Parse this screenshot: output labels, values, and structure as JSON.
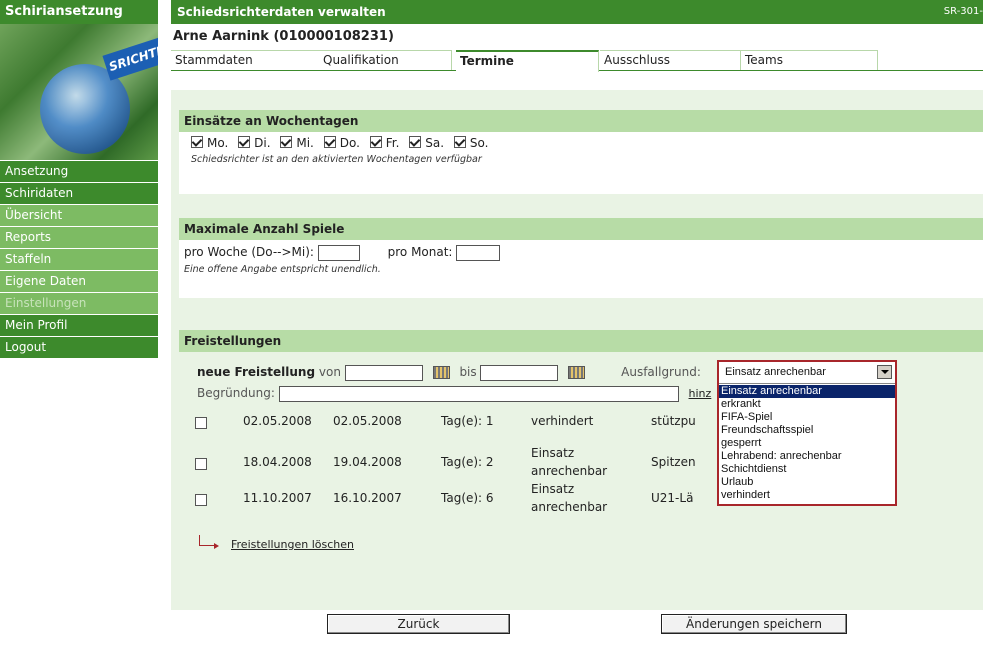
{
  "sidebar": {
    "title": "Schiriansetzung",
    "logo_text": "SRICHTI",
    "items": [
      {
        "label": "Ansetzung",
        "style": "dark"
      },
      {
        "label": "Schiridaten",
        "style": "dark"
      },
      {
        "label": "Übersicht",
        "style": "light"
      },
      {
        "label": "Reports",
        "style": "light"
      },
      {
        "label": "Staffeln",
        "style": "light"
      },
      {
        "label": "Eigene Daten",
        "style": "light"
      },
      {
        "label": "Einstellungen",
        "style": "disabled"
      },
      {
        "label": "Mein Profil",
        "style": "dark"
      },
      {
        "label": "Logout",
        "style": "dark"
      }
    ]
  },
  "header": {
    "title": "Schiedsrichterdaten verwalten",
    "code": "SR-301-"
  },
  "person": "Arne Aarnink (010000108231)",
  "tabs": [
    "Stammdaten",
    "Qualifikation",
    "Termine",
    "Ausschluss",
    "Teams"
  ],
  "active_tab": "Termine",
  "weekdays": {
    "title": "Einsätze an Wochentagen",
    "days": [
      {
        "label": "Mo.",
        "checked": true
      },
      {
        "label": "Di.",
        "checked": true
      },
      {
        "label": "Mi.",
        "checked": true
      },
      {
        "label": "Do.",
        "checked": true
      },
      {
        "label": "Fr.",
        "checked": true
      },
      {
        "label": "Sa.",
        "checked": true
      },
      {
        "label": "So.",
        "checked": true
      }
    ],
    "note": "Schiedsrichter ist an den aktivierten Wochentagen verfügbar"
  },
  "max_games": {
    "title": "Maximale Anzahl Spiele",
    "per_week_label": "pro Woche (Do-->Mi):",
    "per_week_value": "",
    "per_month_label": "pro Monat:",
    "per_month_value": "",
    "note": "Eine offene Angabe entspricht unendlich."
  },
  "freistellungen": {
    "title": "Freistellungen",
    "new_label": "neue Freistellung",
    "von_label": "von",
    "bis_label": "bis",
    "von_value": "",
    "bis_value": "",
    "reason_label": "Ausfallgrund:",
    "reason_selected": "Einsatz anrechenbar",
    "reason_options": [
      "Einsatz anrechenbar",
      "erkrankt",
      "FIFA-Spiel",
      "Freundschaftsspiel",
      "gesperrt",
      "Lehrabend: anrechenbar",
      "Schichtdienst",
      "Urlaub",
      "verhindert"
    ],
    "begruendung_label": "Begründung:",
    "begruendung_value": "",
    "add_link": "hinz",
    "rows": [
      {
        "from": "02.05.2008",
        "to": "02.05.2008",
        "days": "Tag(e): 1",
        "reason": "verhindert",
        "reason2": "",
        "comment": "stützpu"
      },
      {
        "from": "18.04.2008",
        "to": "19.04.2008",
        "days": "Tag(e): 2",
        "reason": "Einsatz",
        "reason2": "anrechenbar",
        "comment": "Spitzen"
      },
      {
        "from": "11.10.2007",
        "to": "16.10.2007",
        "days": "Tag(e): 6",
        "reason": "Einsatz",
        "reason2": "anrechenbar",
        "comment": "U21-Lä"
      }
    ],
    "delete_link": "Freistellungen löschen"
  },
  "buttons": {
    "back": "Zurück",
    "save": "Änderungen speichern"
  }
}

☆ ☆ ☆ ☆

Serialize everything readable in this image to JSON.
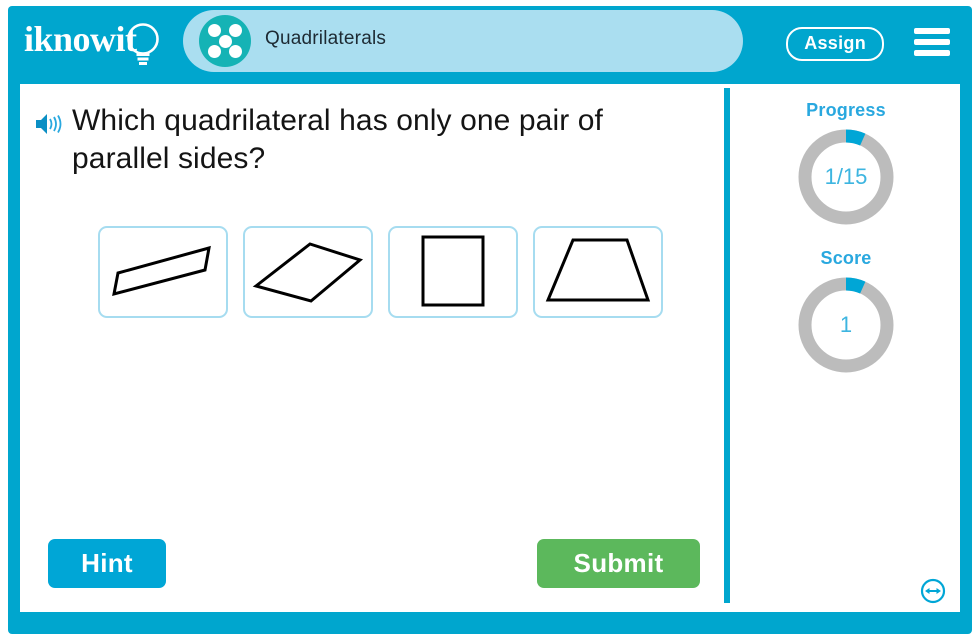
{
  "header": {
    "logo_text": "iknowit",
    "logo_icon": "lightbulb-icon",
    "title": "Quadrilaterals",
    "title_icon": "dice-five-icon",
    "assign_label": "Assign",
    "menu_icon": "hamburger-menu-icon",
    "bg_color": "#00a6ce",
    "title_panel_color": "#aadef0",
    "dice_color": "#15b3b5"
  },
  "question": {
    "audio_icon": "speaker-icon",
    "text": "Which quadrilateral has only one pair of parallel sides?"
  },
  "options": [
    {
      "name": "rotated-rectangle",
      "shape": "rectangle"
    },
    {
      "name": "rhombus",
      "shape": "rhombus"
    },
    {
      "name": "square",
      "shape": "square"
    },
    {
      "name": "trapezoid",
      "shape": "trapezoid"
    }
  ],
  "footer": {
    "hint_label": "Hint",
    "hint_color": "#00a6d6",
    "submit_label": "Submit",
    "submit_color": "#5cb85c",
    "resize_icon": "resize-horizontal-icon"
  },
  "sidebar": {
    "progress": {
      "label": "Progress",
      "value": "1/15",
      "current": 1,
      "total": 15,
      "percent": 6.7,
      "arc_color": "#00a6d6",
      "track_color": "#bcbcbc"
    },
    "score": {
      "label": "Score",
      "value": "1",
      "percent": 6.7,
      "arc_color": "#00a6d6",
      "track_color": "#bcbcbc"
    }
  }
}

☆ ☆ ☆ ☆

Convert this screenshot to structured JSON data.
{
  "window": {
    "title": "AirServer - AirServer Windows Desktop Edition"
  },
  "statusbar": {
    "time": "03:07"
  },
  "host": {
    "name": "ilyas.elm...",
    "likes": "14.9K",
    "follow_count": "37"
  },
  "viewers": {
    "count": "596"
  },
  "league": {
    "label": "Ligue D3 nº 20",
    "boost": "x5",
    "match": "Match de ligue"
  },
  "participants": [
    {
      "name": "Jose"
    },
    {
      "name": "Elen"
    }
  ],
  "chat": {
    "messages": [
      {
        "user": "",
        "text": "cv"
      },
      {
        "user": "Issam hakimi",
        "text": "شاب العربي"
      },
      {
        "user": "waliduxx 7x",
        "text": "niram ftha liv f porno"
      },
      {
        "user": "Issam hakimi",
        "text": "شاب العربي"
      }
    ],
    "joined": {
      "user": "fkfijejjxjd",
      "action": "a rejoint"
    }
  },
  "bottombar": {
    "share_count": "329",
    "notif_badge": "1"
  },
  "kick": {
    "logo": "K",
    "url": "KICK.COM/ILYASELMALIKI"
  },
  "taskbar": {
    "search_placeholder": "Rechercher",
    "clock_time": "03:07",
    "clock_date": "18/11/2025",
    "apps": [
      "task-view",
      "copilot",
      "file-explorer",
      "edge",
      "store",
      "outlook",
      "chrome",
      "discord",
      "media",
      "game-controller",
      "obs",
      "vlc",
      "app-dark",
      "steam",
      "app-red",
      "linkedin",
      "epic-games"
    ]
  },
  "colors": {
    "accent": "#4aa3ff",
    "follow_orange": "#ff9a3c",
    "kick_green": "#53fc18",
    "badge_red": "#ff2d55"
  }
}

☆ ☆ ☆ ☆

■ **TASK REQUIREMENTS**
Give the number of lines in the records that contain the string "name", and nothing besides.

■ **OUTPUT FOR THIS TASK**
7